-------- Entries supplied --------

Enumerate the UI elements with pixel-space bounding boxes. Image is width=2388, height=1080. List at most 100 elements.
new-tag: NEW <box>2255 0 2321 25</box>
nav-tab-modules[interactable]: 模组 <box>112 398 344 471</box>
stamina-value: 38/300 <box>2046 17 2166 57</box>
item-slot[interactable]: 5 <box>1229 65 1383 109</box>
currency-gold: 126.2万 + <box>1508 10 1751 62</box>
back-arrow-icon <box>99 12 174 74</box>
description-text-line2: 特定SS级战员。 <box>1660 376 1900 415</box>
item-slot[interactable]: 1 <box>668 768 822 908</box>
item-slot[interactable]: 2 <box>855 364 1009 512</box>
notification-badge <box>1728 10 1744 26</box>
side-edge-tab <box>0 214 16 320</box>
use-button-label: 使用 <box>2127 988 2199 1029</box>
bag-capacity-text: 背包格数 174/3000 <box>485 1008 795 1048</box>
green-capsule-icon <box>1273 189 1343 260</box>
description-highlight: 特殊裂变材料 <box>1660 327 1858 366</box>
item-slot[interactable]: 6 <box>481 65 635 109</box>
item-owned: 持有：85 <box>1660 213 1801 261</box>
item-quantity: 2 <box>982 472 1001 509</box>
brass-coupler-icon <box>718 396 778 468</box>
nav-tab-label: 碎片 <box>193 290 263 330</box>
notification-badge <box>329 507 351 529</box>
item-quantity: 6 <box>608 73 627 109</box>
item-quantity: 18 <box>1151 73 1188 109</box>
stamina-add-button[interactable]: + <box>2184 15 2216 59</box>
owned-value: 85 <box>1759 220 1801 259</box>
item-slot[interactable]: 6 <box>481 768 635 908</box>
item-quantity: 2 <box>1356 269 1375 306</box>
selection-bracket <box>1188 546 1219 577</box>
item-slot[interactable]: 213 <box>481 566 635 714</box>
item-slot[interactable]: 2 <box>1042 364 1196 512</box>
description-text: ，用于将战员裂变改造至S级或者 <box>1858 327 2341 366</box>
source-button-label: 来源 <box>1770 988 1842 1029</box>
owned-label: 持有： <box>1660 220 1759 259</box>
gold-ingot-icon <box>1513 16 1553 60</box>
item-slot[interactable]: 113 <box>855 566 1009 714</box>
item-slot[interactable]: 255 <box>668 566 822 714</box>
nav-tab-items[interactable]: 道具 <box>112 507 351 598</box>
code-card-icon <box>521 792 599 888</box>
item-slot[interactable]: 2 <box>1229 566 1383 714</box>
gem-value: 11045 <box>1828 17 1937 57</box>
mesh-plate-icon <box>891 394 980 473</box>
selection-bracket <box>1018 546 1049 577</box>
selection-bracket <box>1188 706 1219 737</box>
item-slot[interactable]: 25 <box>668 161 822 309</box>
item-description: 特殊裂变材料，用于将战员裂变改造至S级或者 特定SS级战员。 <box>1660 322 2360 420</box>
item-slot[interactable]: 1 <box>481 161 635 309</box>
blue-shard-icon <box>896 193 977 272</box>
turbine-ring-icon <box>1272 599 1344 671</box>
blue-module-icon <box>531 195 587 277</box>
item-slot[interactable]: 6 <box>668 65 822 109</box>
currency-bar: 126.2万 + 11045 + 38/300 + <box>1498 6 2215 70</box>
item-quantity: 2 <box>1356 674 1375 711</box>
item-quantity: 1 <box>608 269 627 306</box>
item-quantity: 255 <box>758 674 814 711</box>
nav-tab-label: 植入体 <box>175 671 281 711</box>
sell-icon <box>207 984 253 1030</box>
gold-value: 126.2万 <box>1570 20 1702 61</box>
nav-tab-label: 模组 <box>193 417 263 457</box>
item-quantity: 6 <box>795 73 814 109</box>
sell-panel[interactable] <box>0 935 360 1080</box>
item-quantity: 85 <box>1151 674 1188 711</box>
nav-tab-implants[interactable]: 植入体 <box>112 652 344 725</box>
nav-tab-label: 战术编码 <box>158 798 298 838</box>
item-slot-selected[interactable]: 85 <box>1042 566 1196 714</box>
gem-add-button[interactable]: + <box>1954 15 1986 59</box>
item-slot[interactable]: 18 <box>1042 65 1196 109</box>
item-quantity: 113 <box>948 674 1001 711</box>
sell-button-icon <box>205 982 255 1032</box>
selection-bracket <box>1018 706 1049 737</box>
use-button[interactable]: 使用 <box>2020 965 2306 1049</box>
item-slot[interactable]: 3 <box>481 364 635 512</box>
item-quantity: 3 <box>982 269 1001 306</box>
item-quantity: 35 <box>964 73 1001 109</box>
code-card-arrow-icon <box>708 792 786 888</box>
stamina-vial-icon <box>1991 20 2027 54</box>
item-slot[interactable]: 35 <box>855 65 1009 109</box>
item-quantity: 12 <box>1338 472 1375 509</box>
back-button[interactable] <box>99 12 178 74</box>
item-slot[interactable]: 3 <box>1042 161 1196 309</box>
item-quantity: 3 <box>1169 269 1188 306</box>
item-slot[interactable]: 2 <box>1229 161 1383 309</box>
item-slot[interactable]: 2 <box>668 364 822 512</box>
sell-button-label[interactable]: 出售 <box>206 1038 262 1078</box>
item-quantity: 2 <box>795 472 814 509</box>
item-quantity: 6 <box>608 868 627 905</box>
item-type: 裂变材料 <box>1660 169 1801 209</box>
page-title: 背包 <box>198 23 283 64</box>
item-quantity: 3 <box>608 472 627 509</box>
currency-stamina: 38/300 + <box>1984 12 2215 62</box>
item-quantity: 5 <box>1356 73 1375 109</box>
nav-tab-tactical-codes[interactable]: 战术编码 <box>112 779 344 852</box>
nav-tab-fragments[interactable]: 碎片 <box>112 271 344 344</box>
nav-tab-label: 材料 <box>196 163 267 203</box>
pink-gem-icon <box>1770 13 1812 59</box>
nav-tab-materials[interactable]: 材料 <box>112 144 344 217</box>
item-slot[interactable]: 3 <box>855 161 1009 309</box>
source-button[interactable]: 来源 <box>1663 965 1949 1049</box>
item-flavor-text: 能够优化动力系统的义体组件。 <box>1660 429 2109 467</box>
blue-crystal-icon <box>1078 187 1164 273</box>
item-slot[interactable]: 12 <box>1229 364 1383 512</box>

--------

- [Short exercise]: Reproduce all of the records above word for word, with nothing changed.

- [The completed task]:
Enumerate the UI elements with pixel-space bounding boxes. Image is width=2388, height=1080. List at most 100 elements.
new-tag: NEW <box>2255 0 2321 25</box>
nav-tab-modules[interactable]: 模组 <box>112 398 344 471</box>
stamina-value: 38/300 <box>2046 17 2166 57</box>
item-slot[interactable]: 5 <box>1229 65 1383 109</box>
currency-gold: 126.2万 + <box>1508 10 1751 62</box>
back-arrow-icon <box>99 12 174 74</box>
description-text-line2: 特定SS级战员。 <box>1660 376 1900 415</box>
item-slot[interactable]: 1 <box>668 768 822 908</box>
item-slot[interactable]: 2 <box>855 364 1009 512</box>
notification-badge <box>1728 10 1744 26</box>
side-edge-tab <box>0 214 16 320</box>
use-button-label: 使用 <box>2127 988 2199 1029</box>
bag-capacity-text: 背包格数 174/3000 <box>485 1008 795 1048</box>
green-capsule-icon <box>1273 189 1343 260</box>
description-highlight: 特殊裂变材料 <box>1660 327 1858 366</box>
item-slot[interactable]: 6 <box>481 65 635 109</box>
item-owned: 持有：85 <box>1660 213 1801 261</box>
item-quantity: 2 <box>982 472 1001 509</box>
brass-coupler-icon <box>718 396 778 468</box>
nav-tab-label: 碎片 <box>193 290 263 330</box>
notification-badge <box>329 507 351 529</box>
item-quantity: 6 <box>608 73 627 109</box>
item-quantity: 18 <box>1151 73 1188 109</box>
stamina-add-button[interactable]: + <box>2184 15 2216 59</box>
owned-value: 85 <box>1759 220 1801 259</box>
item-slot[interactable]: 6 <box>481 768 635 908</box>
item-quantity: 2 <box>1356 269 1375 306</box>
selection-bracket <box>1188 546 1219 577</box>
item-slot[interactable]: 213 <box>481 566 635 714</box>
item-slot[interactable]: 2 <box>1042 364 1196 512</box>
description-text: ，用于将战员裂变改造至S级或者 <box>1858 327 2341 366</box>
source-button-label: 来源 <box>1770 988 1842 1029</box>
owned-label: 持有： <box>1660 220 1759 259</box>
gold-ingot-icon <box>1513 16 1553 60</box>
item-slot[interactable]: 113 <box>855 566 1009 714</box>
item-slot[interactable]: 255 <box>668 566 822 714</box>
nav-tab-items[interactable]: 道具 <box>112 507 351 598</box>
code-card-icon <box>521 792 599 888</box>
item-slot[interactable]: 2 <box>1229 566 1383 714</box>
gem-value: 11045 <box>1828 17 1937 57</box>
mesh-plate-icon <box>891 394 980 473</box>
selection-bracket <box>1018 546 1049 577</box>
selection-bracket <box>1188 706 1219 737</box>
item-slot[interactable]: 25 <box>668 161 822 309</box>
item-description: 特殊裂变材料，用于将战员裂变改造至S级或者 特定SS级战员。 <box>1660 322 2360 420</box>
item-slot[interactable]: 1 <box>481 161 635 309</box>
blue-shard-icon <box>896 193 977 272</box>
turbine-ring-icon <box>1272 599 1344 671</box>
blue-module-icon <box>531 195 587 277</box>
item-slot[interactable]: 6 <box>668 65 822 109</box>
currency-bar: 126.2万 + 11045 + 38/300 + <box>1498 6 2215 70</box>
item-quantity: 2 <box>1356 674 1375 711</box>
item-quantity: 1 <box>608 269 627 306</box>
item-quantity: 255 <box>758 674 814 711</box>
nav-tab-label: 植入体 <box>175 671 281 711</box>
sell-icon <box>207 984 253 1030</box>
gold-value: 126.2万 <box>1570 20 1702 61</box>
nav-tab-label: 模组 <box>193 417 263 457</box>
item-quantity: 6 <box>795 73 814 109</box>
sell-panel[interactable] <box>0 935 360 1080</box>
item-quantity: 85 <box>1151 674 1188 711</box>
nav-tab-implants[interactable]: 植入体 <box>112 652 344 725</box>
nav-tab-label: 战术编码 <box>158 798 298 838</box>
item-slot-selected[interactable]: 85 <box>1042 566 1196 714</box>
gem-add-button[interactable]: + <box>1954 15 1986 59</box>
item-slot[interactable]: 18 <box>1042 65 1196 109</box>
item-quantity: 113 <box>948 674 1001 711</box>
sell-button-icon <box>205 982 255 1032</box>
selection-bracket <box>1018 706 1049 737</box>
use-button[interactable]: 使用 <box>2020 965 2306 1049</box>
item-slot[interactable]: 3 <box>481 364 635 512</box>
item-quantity: 3 <box>982 269 1001 306</box>
item-quantity: 35 <box>964 73 1001 109</box>
code-card-arrow-icon <box>708 792 786 888</box>
stamina-vial-icon <box>1991 20 2027 54</box>
item-slot[interactable]: 35 <box>855 65 1009 109</box>
item-quantity: 12 <box>1338 472 1375 509</box>
back-button[interactable] <box>99 12 178 74</box>
item-slot[interactable]: 3 <box>1042 161 1196 309</box>
item-quantity: 3 <box>1169 269 1188 306</box>
item-slot[interactable]: 2 <box>1229 161 1383 309</box>
item-slot[interactable]: 2 <box>668 364 822 512</box>
sell-button-label[interactable]: 出售 <box>206 1038 262 1078</box>
item-quantity: 2 <box>795 472 814 509</box>
item-quantity: 6 <box>608 868 627 905</box>
item-type: 裂变材料 <box>1660 169 1801 209</box>
page-title: 背包 <box>198 23 283 64</box>
item-quantity: 3 <box>608 472 627 509</box>
currency-stamina: 38/300 + <box>1984 12 2215 62</box>
item-quantity: 5 <box>1356 73 1375 109</box>
nav-tab-tactical-codes[interactable]: 战术编码 <box>112 779 344 852</box>
nav-tab-fragments[interactable]: 碎片 <box>112 271 344 344</box>
nav-tab-label: 材料 <box>196 163 267 203</box>
pink-gem-icon <box>1770 13 1812 59</box>
nav-tab-materials[interactable]: 材料 <box>112 144 344 217</box>
item-slot[interactable]: 3 <box>855 161 1009 309</box>
source-button[interactable]: 来源 <box>1663 965 1949 1049</box>
item-flavor-text: 能够优化动力系统的义体组件。 <box>1660 429 2109 467</box>
blue-crystal-icon <box>1078 187 1164 273</box>
item-slot[interactable]: 12 <box>1229 364 1383 512</box>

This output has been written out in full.